_Problem details_
Write out the data below in full, unchanged, minus the images.

_Recorded data_
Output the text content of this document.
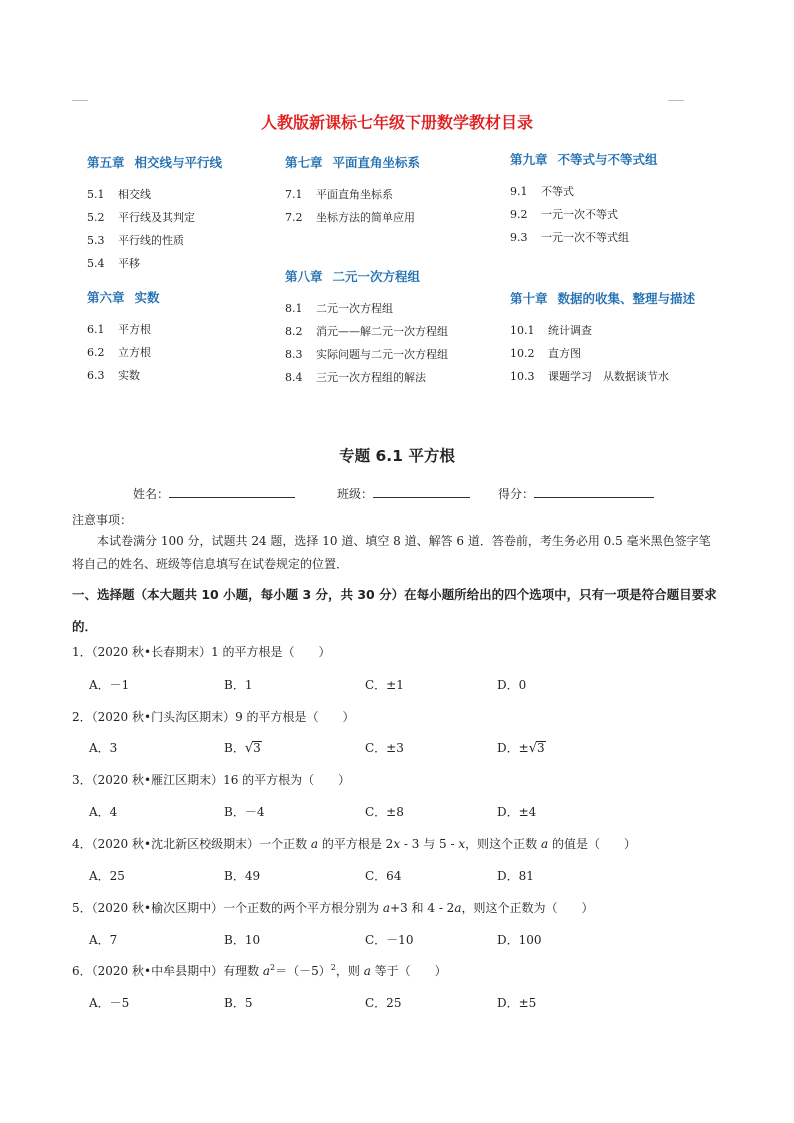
人教版新课标七年级下册数学教材目录
第五章 相交线与平行线
5.1 相交线
5.2 平行线及其判定
5.3 平行线的性质
5.4 平移
第六章 实数
6.1 平方根
6.2 立方根
6.3 实数
第七章 平面直角坐标系
7.1 平面直角坐标系
7.2 坐标方法的简单应用
第八章 二元一次方程组
8.1 二元一次方程组
8.2 消元——解二元一次方程组
8.3 实际问题与二元一次方程组
8.4 三元一次方程组的解法
第九章 不等式与不等式组
9.1 不等式
9.2 一元一次不等式
9.3 一元一次不等式组
第十章 数据的收集、整理与描述
10.1 统计调查
10.2 直方图
10.3 课题学习　从数据谈节水
专题 6.1 平方根
姓名：	班级：	得分：
注意事项：
本试卷满分 100 分，试题共 24 题，选择 10 道、填空 8 道、解答 6 道．答卷前，考生务必用 0.5 毫米黑色签字笔将自己的姓名、班级等信息填写在试卷规定的位置．
一、选择题（本大题共 10 小题，每小题 3 分，共 30 分）在每小题所给出的四个选项中，只有一项是符合题目要求的．
1．（2020 秋•长春期末）1 的平方根是（　　）
A．－1	B．1	C．±1	D．0
2．（2020 秋•门头沟区期末）9 的平方根是（　　）
A．3	B．√3	C．±3	D．±√3
3．（2020 秋•雁江区期末）16 的平方根为（　　）
A．4	B．－4	C．±8	D．±4
4．（2020 秋•沈北新区校级期末）一个正数 a 的平方根是 2x - 3 与 5 - x，则这个正数 a 的值是（　　）
A．25	B．49	C．64	D．81
5．（2020 秋•榆次区期中）一个正数的两个平方根分别为 a+3 和 4 - 2a，则这个正数为（　　）
A．7	B．10	C．－10	D．100
6．（2020 秋•中牟县期中）有理数 $a^2=(-5)^2$，则 a 等于（　　）
A．－5	B．5	C．25	D．±5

_Exercise output_
Output the text content of this document.
人教版新课标七年级下册数学教材目录
第五章 相交线与平行线
5.1 相交线
5.2 平行线及其判定
5.3 平行线的性质
5.4 平移
第六章 实数
6.1 平方根
6.2 立方根
6.3 实数
第七章 平面直角坐标系
7.1 平面直角坐标系
7.2 坐标方法的简单应用
第八章 二元一次方程组
8.1 二元一次方程组
8.2 消元——解二元一次方程组
8.3 实际问题与二元一次方程组
8.4 三元一次方程组的解法
第九章 不等式与不等式组
9.1 不等式
9.2 一元一次不等式
9.3 一元一次不等式组
第十章 数据的收集、整理与描述
10.1 统计调查
10.2 直方图
10.3 课题学习　从数据谈节水
专题 6.1 平方根
姓名：	班级：	得分：
注意事项：
本试卷满分 100 分，试题共 24 题，选择 10 道、填空 8 道、解答 6 道．答卷前，考生务必用 0.5 毫米黑色签字笔将自己的姓名、班级等信息填写在试卷规定的位置．
一、选择题（本大题共 10 小题，每小题 3 分，共 30 分）在每小题所给出的四个选项中，只有一项是符合题目要求的．
1．（2020 秋•长春期末）1 的平方根是（　　）
A．－1	B．1	C．±1	D．0
2．（2020 秋•门头沟区期末）9 的平方根是（　　）
A．3	B．√3	C．±3	D．±√3
3．（2020 秋•雁江区期末）16 的平方根为（　　）
A．4	B．－4	C．±8	D．±4
4．（2020 秋•沈北新区校级期末）一个正数 a 的平方根是 2x - 3 与 5 - x，则这个正数 a 的值是（　　）
A．25	B．49	C．64	D．81
5．（2020 秋•榆次区期中）一个正数的两个平方根分别为 a+3 和 4 - 2a，则这个正数为（　　）
A．7	B．10	C．－10	D．100
6．（2020 秋•中牟县期中）有理数 $a^2=(-5)^2$，则 a 等于（　　）
A．－5	B．5	C．25	D．±5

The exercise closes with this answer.